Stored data
......

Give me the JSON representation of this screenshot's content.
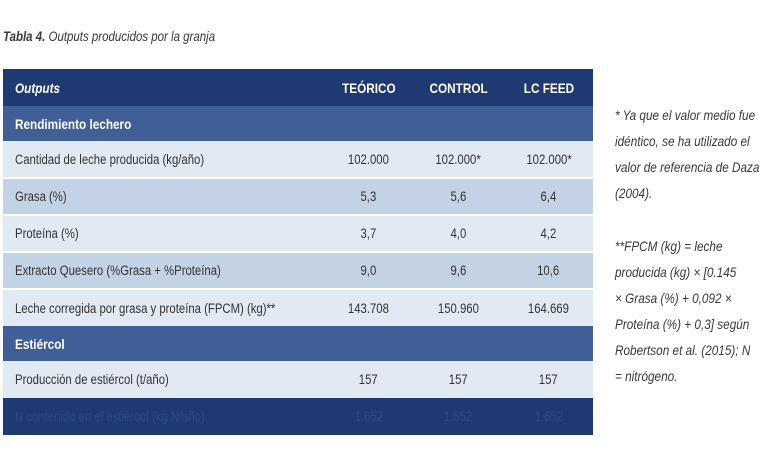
{
  "caption": {
    "prefix": "Tabla 4.",
    "text": " Outputs producidos por la granja"
  },
  "table": {
    "headers": [
      "Outputs",
      "TEÓRICO",
      "CONTROL",
      "LC FEED"
    ],
    "sections": [
      {
        "title": "Rendimiento lechero",
        "rows": [
          [
            "Cantidad de leche producida (kg/año)",
            "102.000",
            "102.000*",
            "102.000*"
          ],
          [
            "Grasa (%)",
            "5,3",
            "5,6",
            "6,4"
          ],
          [
            "Proteína (%)",
            "3,7",
            "4,0",
            "4,2"
          ],
          [
            "Extracto Quesero (%Grasa + %Proteína)",
            "9,0",
            "9,6",
            "10,6"
          ],
          [
            "Leche corregida por grasa y proteína (FPCM) (kg)**",
            "143.708",
            "150.960",
            "164.669"
          ]
        ]
      },
      {
        "title": "Estiércol",
        "rows": [
          [
            "Producción de estiércol (t/año)",
            "157",
            "157",
            "157"
          ],
          [
            "N contenido en el estiércol (kg N/año)",
            "1.652",
            "1.652",
            "1.652"
          ]
        ]
      }
    ]
  },
  "notes": {
    "note1": [
      "* Ya que el valor medio fue",
      "idéntico, se ha utilizado el",
      "valor de referencia de Daza",
      "(2004)."
    ],
    "note2": [
      "**FPCM (kg) = leche",
      "producida (kg) × [0.145",
      "× Grasa (%) + 0,092 ×",
      "Proteína (%) + 0,3] según",
      "Robertson et al. (2015); N",
      "= nitrógeno."
    ]
  }
}
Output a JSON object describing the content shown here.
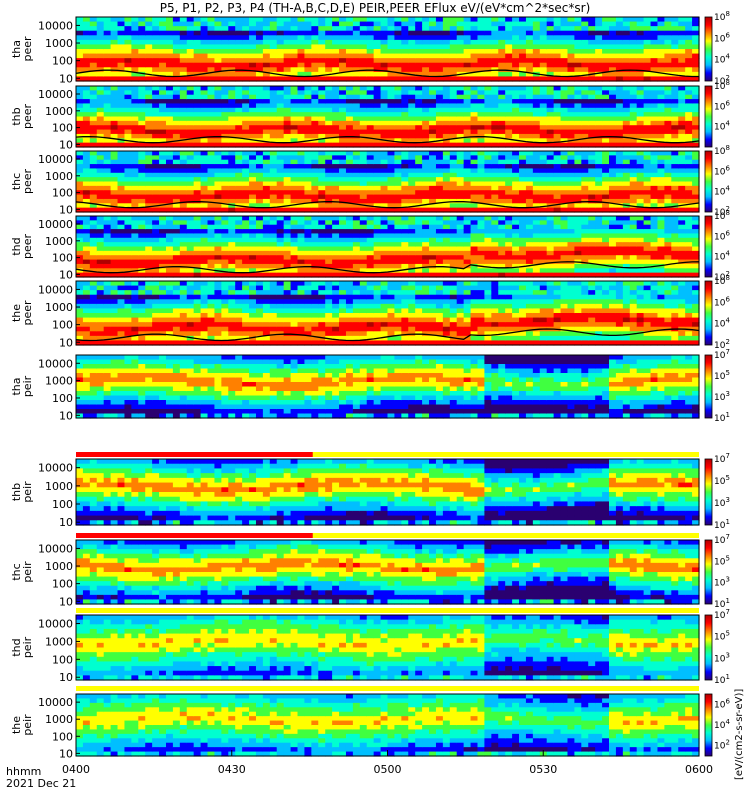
{
  "title": "P5, P1, P2, P3, P4 (TH-A,B,C,D,E) PEIR,PEER EFlux eV/(eV*cm^2*sec*sr)",
  "x_axis": {
    "ticks": [
      "0400",
      "0430",
      "0500",
      "0530",
      "0600"
    ],
    "label_line1": "hhmm",
    "label_line2": "2021 Dec 21"
  },
  "colorbar_label": "[eV/(cm2-s-sr-eV)]",
  "colors": {
    "colormap": [
      "#2a0070",
      "#0000ff",
      "#00bfff",
      "#00ffd0",
      "#40ff40",
      "#ffff00",
      "#ff8000",
      "#ff0000",
      "#b00000"
    ]
  },
  "chart_data": [
    {
      "type": "heatmap",
      "ylabel": [
        "tha",
        "peer"
      ],
      "yscale": "log",
      "ylim": [
        7,
        30000
      ],
      "yticks": [
        "10",
        "100",
        "1000",
        "10000"
      ],
      "xlim": [
        "0400",
        "0600"
      ],
      "colorbar_ticks": [
        "10^2",
        "10^4",
        "10^6",
        "10^8"
      ],
      "colorbar_range": [
        100,
        100000000
      ],
      "black_trace": true
    },
    {
      "type": "heatmap",
      "ylabel": [
        "thb",
        "peer"
      ],
      "yscale": "log",
      "ylim": [
        7,
        30000
      ],
      "yticks": [
        "10",
        "100",
        "1000",
        "10000"
      ],
      "xlim": [
        "0400",
        "0600"
      ],
      "colorbar_ticks": [
        "10^4",
        "10^6",
        "10^8"
      ],
      "colorbar_range": [
        100,
        100000000
      ],
      "black_trace": true
    },
    {
      "type": "heatmap",
      "ylabel": [
        "thc",
        "peer"
      ],
      "yscale": "log",
      "ylim": [
        7,
        30000
      ],
      "yticks": [
        "10",
        "100",
        "1000",
        "10000"
      ],
      "xlim": [
        "0400",
        "0600"
      ],
      "colorbar_ticks": [
        "10^2",
        "10^4",
        "10^6",
        "10^8"
      ],
      "colorbar_range": [
        100,
        100000000
      ],
      "black_trace": true
    },
    {
      "type": "heatmap",
      "ylabel": [
        "thd",
        "peer"
      ],
      "yscale": "log",
      "ylim": [
        7,
        30000
      ],
      "yticks": [
        "10",
        "100",
        "1000",
        "10000"
      ],
      "xlim": [
        "0400",
        "0600"
      ],
      "colorbar_ticks": [
        "10^2",
        "10^4",
        "10^6",
        "10^8"
      ],
      "colorbar_range": [
        100,
        100000000
      ],
      "black_trace": true
    },
    {
      "type": "heatmap",
      "ylabel": [
        "the",
        "peer"
      ],
      "yscale": "log",
      "ylim": [
        7,
        30000
      ],
      "yticks": [
        "10",
        "100",
        "1000",
        "10000"
      ],
      "xlim": [
        "0400",
        "0600"
      ],
      "colorbar_ticks": [
        "10^2",
        "10^4",
        "10^6",
        "10^8"
      ],
      "colorbar_range": [
        100,
        100000000
      ],
      "black_trace": true
    },
    {
      "type": "heatmap",
      "ylabel": [
        "tha",
        "peir"
      ],
      "yscale": "log",
      "ylim": [
        7,
        30000
      ],
      "yticks": [
        "10",
        "100",
        "1000",
        "10000"
      ],
      "xlim": [
        "0400",
        "0600"
      ],
      "colorbar_ticks": [
        "10^1",
        "10^3",
        "10^5",
        "10^7"
      ],
      "colorbar_range": [
        10,
        10000000
      ],
      "black_trace": false
    },
    {
      "type": "heatmap",
      "ylabel": [
        "thb",
        "peir"
      ],
      "yscale": "log",
      "ylim": [
        7,
        30000
      ],
      "yticks": [
        "10",
        "100",
        "1000",
        "10000"
      ],
      "xlim": [
        "0400",
        "0600"
      ],
      "colorbar_ticks": [
        "10^1",
        "10^3",
        "10^5",
        "10^7"
      ],
      "colorbar_range": [
        10,
        10000000
      ],
      "black_trace": false
    },
    {
      "type": "heatmap",
      "ylabel": [
        "thc",
        "peir"
      ],
      "yscale": "log",
      "ylim": [
        7,
        30000
      ],
      "yticks": [
        "10",
        "100",
        "1000",
        "10000"
      ],
      "xlim": [
        "0400",
        "0600"
      ],
      "colorbar_ticks": [
        "10^1",
        "10^3",
        "10^5",
        "10^7"
      ],
      "colorbar_range": [
        10,
        10000000
      ],
      "black_trace": false
    },
    {
      "type": "heatmap",
      "ylabel": [
        "thd",
        "peir"
      ],
      "yscale": "log",
      "ylim": [
        7,
        30000
      ],
      "yticks": [
        "10",
        "100",
        "1000",
        "10000"
      ],
      "xlim": [
        "0400",
        "0600"
      ],
      "colorbar_ticks": [
        "10^1",
        "10^3",
        "10^5",
        "10^7"
      ],
      "colorbar_range": [
        10,
        10000000
      ],
      "black_trace": false
    },
    {
      "type": "heatmap",
      "ylabel": [
        "the",
        "peir"
      ],
      "yscale": "log",
      "ylim": [
        7,
        30000
      ],
      "yticks": [
        "10",
        "100",
        "1000",
        "10000"
      ],
      "xlim": [
        "0400",
        "0600"
      ],
      "colorbar_ticks": [
        "10^2",
        "10^4",
        "10^6"
      ],
      "colorbar_range": [
        10,
        10000000
      ],
      "black_trace": false
    }
  ]
}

......

» Required work
Your answer should be a single number: the count of lines containing the word "valor".

» Answer for this exercise
2